═══ Given information
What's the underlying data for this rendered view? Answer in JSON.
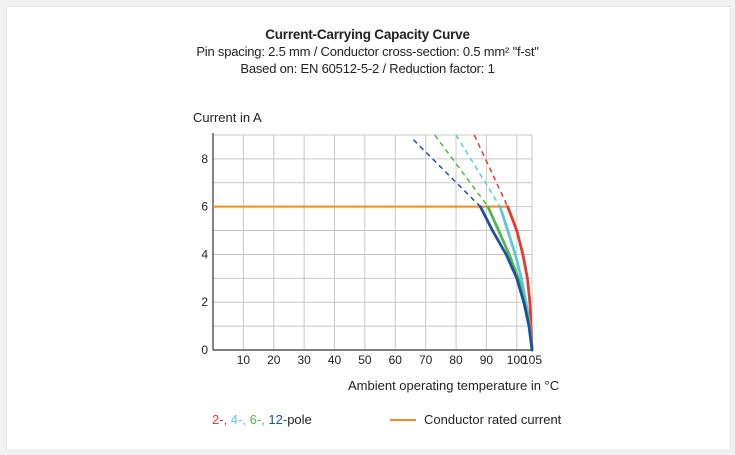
{
  "chart_data": {
    "type": "line",
    "title": "Current-Carrying Capacity Curve",
    "subtitle_1": "Pin spacing: 2.5 mm / Conductor cross-section: 0.5 mm² \"f-st\"",
    "subtitle_2": "Based on: EN 60512-5-2 / Reduction factor: 1",
    "ylabel": "Current in A",
    "xlabel": "Ambient operating temperature in °C",
    "xlim": [
      0,
      105
    ],
    "ylim": [
      0,
      9
    ],
    "xticks": [
      10,
      20,
      30,
      40,
      50,
      60,
      70,
      80,
      90,
      100,
      105
    ],
    "yticks": [
      0,
      2,
      4,
      6,
      8
    ],
    "grid": true,
    "rated_current": {
      "name": "Conductor rated current",
      "value": 6,
      "x": [
        0,
        97
      ],
      "color": "#f08a24"
    },
    "series": [
      {
        "name": "2",
        "color": "#e53b2e",
        "dashed": [
          [
            86,
            9
          ],
          [
            97,
            6
          ]
        ],
        "solid": [
          [
            97,
            6
          ],
          [
            100,
            5
          ],
          [
            102,
            4
          ],
          [
            103.5,
            3
          ],
          [
            104.3,
            2
          ],
          [
            104.7,
            1
          ],
          [
            105,
            0
          ]
        ]
      },
      {
        "name": "4",
        "color": "#5ec8d8",
        "dashed": [
          [
            80,
            9
          ],
          [
            94.5,
            6
          ]
        ],
        "solid": [
          [
            94.5,
            6
          ],
          [
            97,
            5
          ],
          [
            99.5,
            4
          ],
          [
            101.5,
            3
          ],
          [
            103,
            2
          ],
          [
            104.3,
            1
          ],
          [
            105,
            0
          ]
        ]
      },
      {
        "name": "6",
        "color": "#52b848",
        "dashed": [
          [
            73,
            9
          ],
          [
            90.5,
            6
          ]
        ],
        "solid": [
          [
            90.5,
            6
          ],
          [
            94,
            5
          ],
          [
            97.5,
            4
          ],
          [
            100.5,
            3
          ],
          [
            102.5,
            2
          ],
          [
            104.2,
            1
          ],
          [
            105,
            0
          ]
        ]
      },
      {
        "name": "12",
        "color": "#1f4fa0",
        "dashed": [
          [
            66,
            8.8
          ],
          [
            88,
            6
          ]
        ],
        "solid": [
          [
            88,
            6
          ],
          [
            92,
            5
          ],
          [
            96.5,
            4
          ],
          [
            100,
            3
          ],
          [
            102.3,
            2
          ],
          [
            104,
            1
          ],
          [
            105,
            0
          ]
        ]
      }
    ]
  },
  "legend": {
    "poles": [
      {
        "label": "2",
        "color": "#e53b2e"
      },
      {
        "label": "4",
        "color": "#5ec8d8"
      },
      {
        "label": "6",
        "color": "#52b848"
      },
      {
        "label": "12",
        "color": "#1f4fa0"
      }
    ],
    "poles_suffix": "pole",
    "rated_label": "Conductor rated current"
  }
}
══════
Retype every record above exactly as written, but leave out the pictures.

What's the underlying data for this rendered view? Answer in JSON.
{
  "chart_data": {
    "type": "line",
    "title": "Current-Carrying Capacity Curve",
    "subtitle_1": "Pin spacing: 2.5 mm / Conductor cross-section: 0.5 mm² \"f-st\"",
    "subtitle_2": "Based on: EN 60512-5-2 / Reduction factor: 1",
    "ylabel": "Current in A",
    "xlabel": "Ambient operating temperature in °C",
    "xlim": [
      0,
      105
    ],
    "ylim": [
      0,
      9
    ],
    "xticks": [
      10,
      20,
      30,
      40,
      50,
      60,
      70,
      80,
      90,
      100,
      105
    ],
    "yticks": [
      0,
      2,
      4,
      6,
      8
    ],
    "grid": true,
    "rated_current": {
      "name": "Conductor rated current",
      "value": 6,
      "x": [
        0,
        97
      ],
      "color": "#f08a24"
    },
    "series": [
      {
        "name": "2",
        "color": "#e53b2e",
        "dashed": [
          [
            86,
            9
          ],
          [
            97,
            6
          ]
        ],
        "solid": [
          [
            97,
            6
          ],
          [
            100,
            5
          ],
          [
            102,
            4
          ],
          [
            103.5,
            3
          ],
          [
            104.3,
            2
          ],
          [
            104.7,
            1
          ],
          [
            105,
            0
          ]
        ]
      },
      {
        "name": "4",
        "color": "#5ec8d8",
        "dashed": [
          [
            80,
            9
          ],
          [
            94.5,
            6
          ]
        ],
        "solid": [
          [
            94.5,
            6
          ],
          [
            97,
            5
          ],
          [
            99.5,
            4
          ],
          [
            101.5,
            3
          ],
          [
            103,
            2
          ],
          [
            104.3,
            1
          ],
          [
            105,
            0
          ]
        ]
      },
      {
        "name": "6",
        "color": "#52b848",
        "dashed": [
          [
            73,
            9
          ],
          [
            90.5,
            6
          ]
        ],
        "solid": [
          [
            90.5,
            6
          ],
          [
            94,
            5
          ],
          [
            97.5,
            4
          ],
          [
            100.5,
            3
          ],
          [
            102.5,
            2
          ],
          [
            104.2,
            1
          ],
          [
            105,
            0
          ]
        ]
      },
      {
        "name": "12",
        "color": "#1f4fa0",
        "dashed": [
          [
            66,
            8.8
          ],
          [
            88,
            6
          ]
        ],
        "solid": [
          [
            88,
            6
          ],
          [
            92,
            5
          ],
          [
            96.5,
            4
          ],
          [
            100,
            3
          ],
          [
            102.3,
            2
          ],
          [
            104,
            1
          ],
          [
            105,
            0
          ]
        ]
      }
    ]
  },
  "legend": {
    "poles": [
      {
        "label": "2",
        "color": "#e53b2e"
      },
      {
        "label": "4",
        "color": "#5ec8d8"
      },
      {
        "label": "6",
        "color": "#52b848"
      },
      {
        "label": "12",
        "color": "#1f4fa0"
      }
    ],
    "poles_suffix": "pole",
    "rated_label": "Conductor rated current"
  }
}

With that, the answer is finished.